[Collection entries]
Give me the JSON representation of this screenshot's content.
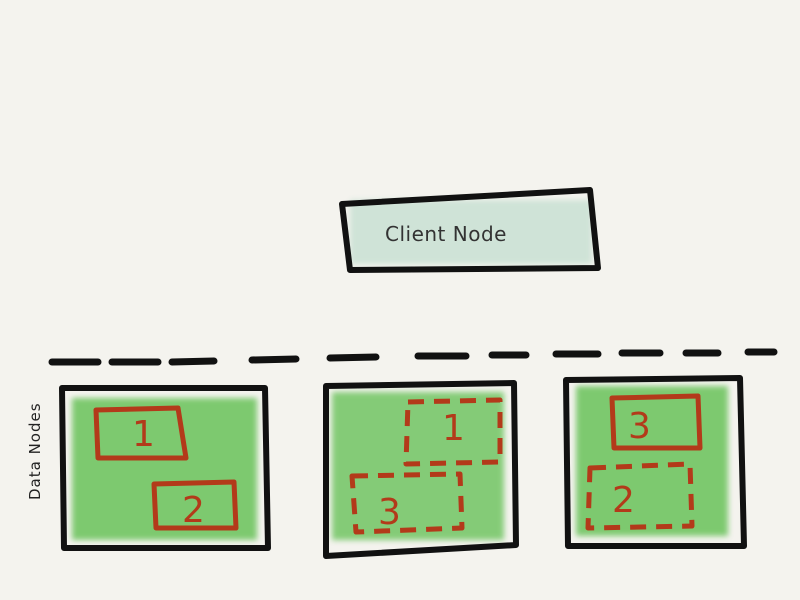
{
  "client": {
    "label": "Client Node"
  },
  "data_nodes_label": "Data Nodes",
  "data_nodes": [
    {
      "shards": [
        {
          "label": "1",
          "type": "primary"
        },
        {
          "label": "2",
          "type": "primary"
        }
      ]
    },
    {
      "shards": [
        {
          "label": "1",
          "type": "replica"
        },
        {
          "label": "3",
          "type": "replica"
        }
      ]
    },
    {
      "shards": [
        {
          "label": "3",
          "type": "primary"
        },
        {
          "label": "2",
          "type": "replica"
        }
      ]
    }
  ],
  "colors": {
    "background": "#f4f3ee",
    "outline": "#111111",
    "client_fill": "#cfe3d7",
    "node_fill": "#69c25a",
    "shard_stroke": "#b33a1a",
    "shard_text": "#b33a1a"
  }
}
* * *
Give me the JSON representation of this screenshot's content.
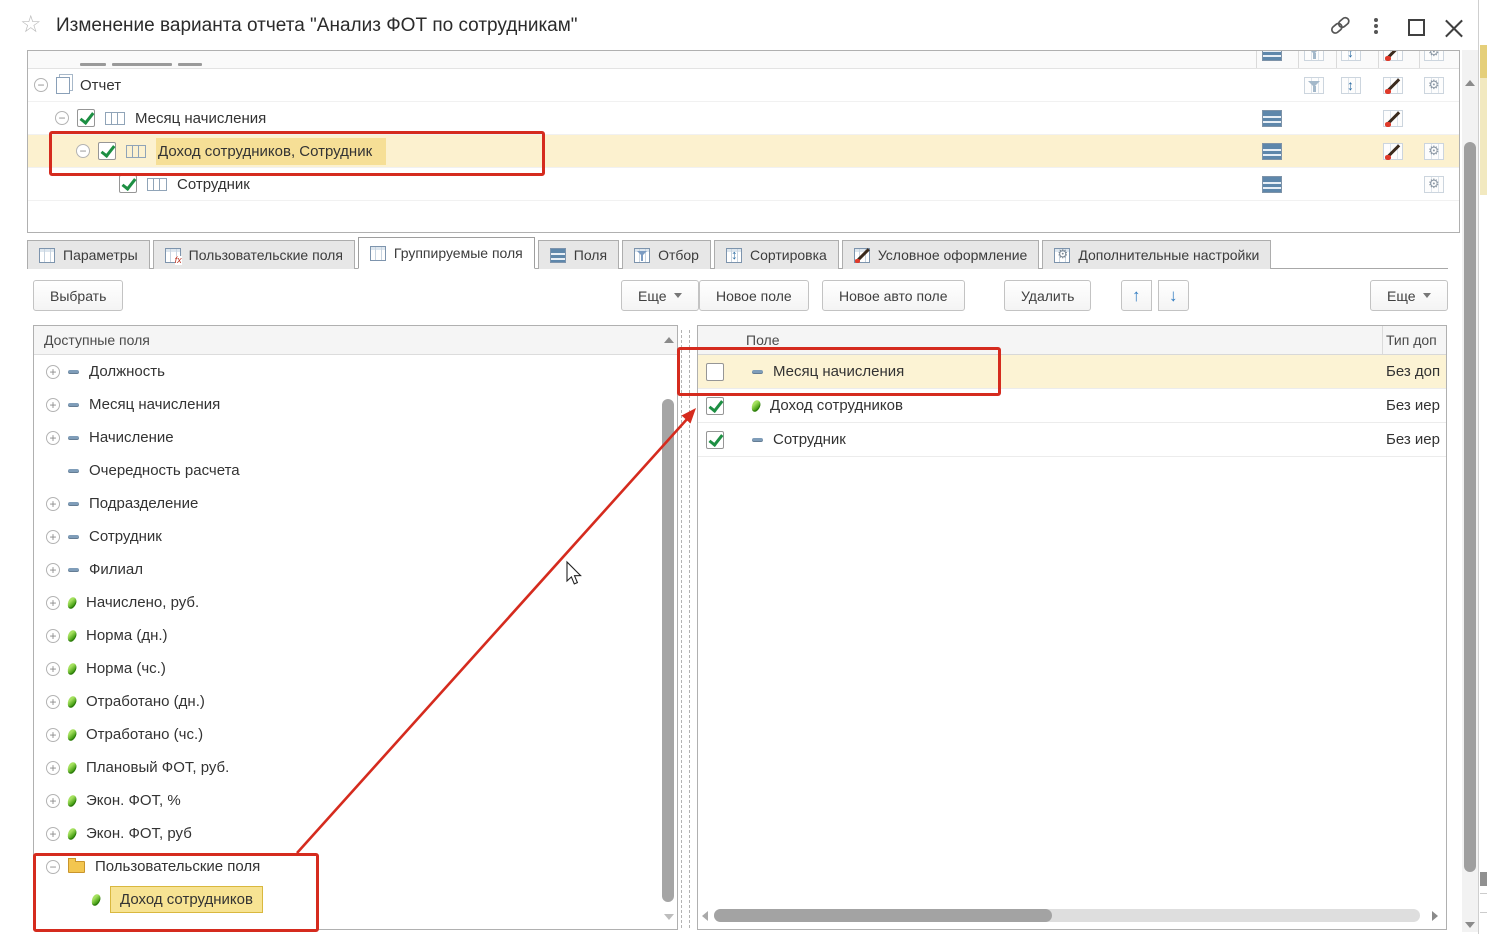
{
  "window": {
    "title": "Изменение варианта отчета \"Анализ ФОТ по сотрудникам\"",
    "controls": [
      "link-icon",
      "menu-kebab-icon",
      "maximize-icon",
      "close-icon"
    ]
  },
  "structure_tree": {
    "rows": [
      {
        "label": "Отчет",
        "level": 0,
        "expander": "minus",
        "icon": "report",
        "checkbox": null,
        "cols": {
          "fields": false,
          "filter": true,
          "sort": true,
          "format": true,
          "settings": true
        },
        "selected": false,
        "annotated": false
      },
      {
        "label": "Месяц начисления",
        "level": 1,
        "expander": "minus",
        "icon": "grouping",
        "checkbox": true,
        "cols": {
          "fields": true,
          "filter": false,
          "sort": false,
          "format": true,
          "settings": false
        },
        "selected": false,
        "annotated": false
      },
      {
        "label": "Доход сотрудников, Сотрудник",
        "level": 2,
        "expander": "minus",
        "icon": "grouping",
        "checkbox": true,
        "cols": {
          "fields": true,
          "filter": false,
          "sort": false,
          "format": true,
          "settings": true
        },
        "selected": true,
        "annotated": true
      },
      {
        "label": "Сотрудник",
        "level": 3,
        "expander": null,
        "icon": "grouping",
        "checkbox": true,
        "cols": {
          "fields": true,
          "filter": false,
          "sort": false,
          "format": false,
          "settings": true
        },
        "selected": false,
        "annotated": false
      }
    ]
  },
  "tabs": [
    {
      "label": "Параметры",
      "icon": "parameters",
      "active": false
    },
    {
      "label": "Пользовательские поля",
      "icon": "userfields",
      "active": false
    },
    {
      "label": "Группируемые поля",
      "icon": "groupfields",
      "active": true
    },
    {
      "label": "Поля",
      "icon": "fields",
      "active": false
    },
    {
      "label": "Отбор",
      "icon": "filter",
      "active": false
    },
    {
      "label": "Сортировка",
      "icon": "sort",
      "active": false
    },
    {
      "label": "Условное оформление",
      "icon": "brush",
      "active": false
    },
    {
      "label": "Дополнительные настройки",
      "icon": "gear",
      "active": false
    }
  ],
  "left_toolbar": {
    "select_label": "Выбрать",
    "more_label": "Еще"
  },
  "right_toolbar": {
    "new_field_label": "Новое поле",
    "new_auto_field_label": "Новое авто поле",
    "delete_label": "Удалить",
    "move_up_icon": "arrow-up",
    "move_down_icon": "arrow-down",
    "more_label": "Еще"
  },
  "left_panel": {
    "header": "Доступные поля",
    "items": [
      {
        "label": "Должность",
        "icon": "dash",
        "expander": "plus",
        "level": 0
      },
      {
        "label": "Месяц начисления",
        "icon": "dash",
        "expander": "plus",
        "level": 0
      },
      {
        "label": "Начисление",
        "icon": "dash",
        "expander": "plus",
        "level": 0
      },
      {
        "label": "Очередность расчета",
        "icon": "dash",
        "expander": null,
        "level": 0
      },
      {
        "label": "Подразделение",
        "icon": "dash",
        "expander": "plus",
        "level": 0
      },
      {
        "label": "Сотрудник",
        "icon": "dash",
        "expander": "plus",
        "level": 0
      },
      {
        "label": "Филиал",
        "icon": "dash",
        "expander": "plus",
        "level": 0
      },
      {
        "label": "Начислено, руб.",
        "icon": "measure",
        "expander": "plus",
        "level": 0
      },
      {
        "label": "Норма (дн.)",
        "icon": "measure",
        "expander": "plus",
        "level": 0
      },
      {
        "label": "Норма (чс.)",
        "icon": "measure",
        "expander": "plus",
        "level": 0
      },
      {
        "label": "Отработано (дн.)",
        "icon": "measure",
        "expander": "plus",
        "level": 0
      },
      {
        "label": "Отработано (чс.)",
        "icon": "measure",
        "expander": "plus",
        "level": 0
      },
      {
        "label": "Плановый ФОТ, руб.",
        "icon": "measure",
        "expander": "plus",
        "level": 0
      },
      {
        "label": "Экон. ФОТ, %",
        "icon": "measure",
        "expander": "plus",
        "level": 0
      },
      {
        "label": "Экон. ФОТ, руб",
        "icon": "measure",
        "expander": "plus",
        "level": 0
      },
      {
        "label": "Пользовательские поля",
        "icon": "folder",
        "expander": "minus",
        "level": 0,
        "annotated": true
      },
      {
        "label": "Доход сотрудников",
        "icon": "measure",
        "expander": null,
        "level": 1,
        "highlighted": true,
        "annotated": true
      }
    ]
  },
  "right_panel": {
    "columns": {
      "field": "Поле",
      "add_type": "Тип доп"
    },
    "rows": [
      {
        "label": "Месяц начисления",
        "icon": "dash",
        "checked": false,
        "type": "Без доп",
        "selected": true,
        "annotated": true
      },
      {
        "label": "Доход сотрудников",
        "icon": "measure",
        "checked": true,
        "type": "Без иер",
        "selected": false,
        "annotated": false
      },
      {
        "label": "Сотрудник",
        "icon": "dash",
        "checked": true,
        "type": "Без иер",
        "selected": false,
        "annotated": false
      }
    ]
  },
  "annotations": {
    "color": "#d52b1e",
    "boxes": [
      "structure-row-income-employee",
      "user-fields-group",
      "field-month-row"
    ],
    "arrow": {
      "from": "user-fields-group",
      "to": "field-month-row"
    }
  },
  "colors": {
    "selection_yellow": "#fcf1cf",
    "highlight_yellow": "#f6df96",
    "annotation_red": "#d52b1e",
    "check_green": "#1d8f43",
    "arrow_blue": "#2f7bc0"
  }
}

EXERCISE BRIEF >> Select all lines in the listing that include the word "Новое".

SOLVED EXERCISE >>
    "new_field_label": "Новое поле",
    "new_auto_field_label": "Новое авто поле",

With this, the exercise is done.